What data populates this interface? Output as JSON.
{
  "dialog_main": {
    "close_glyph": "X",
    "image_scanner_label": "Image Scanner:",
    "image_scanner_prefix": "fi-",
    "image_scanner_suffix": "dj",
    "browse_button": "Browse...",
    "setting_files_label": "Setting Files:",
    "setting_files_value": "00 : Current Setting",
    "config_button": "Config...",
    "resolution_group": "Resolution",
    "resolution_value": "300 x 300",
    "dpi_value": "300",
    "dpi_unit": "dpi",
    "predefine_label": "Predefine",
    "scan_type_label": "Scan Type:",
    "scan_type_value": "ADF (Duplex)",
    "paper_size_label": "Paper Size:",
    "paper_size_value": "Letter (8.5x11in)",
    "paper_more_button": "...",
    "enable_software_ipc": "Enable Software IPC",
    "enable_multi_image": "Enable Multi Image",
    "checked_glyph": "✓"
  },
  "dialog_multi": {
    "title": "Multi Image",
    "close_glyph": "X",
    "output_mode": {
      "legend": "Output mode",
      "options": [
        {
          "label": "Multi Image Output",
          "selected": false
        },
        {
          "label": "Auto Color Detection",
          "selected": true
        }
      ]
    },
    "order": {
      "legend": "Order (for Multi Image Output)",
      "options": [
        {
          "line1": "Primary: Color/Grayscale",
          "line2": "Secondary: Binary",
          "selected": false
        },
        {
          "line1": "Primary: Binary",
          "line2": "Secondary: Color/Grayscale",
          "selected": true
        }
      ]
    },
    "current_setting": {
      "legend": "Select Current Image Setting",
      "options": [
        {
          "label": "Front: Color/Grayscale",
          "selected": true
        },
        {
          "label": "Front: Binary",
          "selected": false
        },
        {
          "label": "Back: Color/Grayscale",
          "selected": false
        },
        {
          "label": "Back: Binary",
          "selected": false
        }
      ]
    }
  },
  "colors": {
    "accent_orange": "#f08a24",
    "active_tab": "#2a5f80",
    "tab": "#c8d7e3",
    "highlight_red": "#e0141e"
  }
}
*****
Written request
Above are some records. Print them all exactly.

Correct response
What data populates this interface? Output as JSON.
{
  "dialog_main": {
    "close_glyph": "X",
    "image_scanner_label": "Image Scanner:",
    "image_scanner_prefix": "fi-",
    "image_scanner_suffix": "dj",
    "browse_button": "Browse...",
    "setting_files_label": "Setting Files:",
    "setting_files_value": "00 : Current Setting",
    "config_button": "Config...",
    "resolution_group": "Resolution",
    "resolution_value": "300 x 300",
    "dpi_value": "300",
    "dpi_unit": "dpi",
    "predefine_label": "Predefine",
    "scan_type_label": "Scan Type:",
    "scan_type_value": "ADF (Duplex)",
    "paper_size_label": "Paper Size:",
    "paper_size_value": "Letter (8.5x11in)",
    "paper_more_button": "...",
    "enable_software_ipc": "Enable Software IPC",
    "enable_multi_image": "Enable Multi Image",
    "checked_glyph": "✓"
  },
  "dialog_multi": {
    "title": "Multi Image",
    "close_glyph": "X",
    "output_mode": {
      "legend": "Output mode",
      "options": [
        {
          "label": "Multi Image Output",
          "selected": false
        },
        {
          "label": "Auto Color Detection",
          "selected": true
        }
      ]
    },
    "order": {
      "legend": "Order (for Multi Image Output)",
      "options": [
        {
          "line1": "Primary: Color/Grayscale",
          "line2": "Secondary: Binary",
          "selected": false
        },
        {
          "line1": "Primary: Binary",
          "line2": "Secondary: Color/Grayscale",
          "selected": true
        }
      ]
    },
    "current_setting": {
      "legend": "Select Current Image Setting",
      "options": [
        {
          "label": "Front: Color/Grayscale",
          "selected": true
        },
        {
          "label": "Front: Binary",
          "selected": false
        },
        {
          "label": "Back: Color/Grayscale",
          "selected": false
        },
        {
          "label": "Back: Binary",
          "selected": false
        }
      ]
    }
  },
  "colors": {
    "accent_orange": "#f08a24",
    "active_tab": "#2a5f80",
    "tab": "#c8d7e3",
    "highlight_red": "#e0141e"
  }
}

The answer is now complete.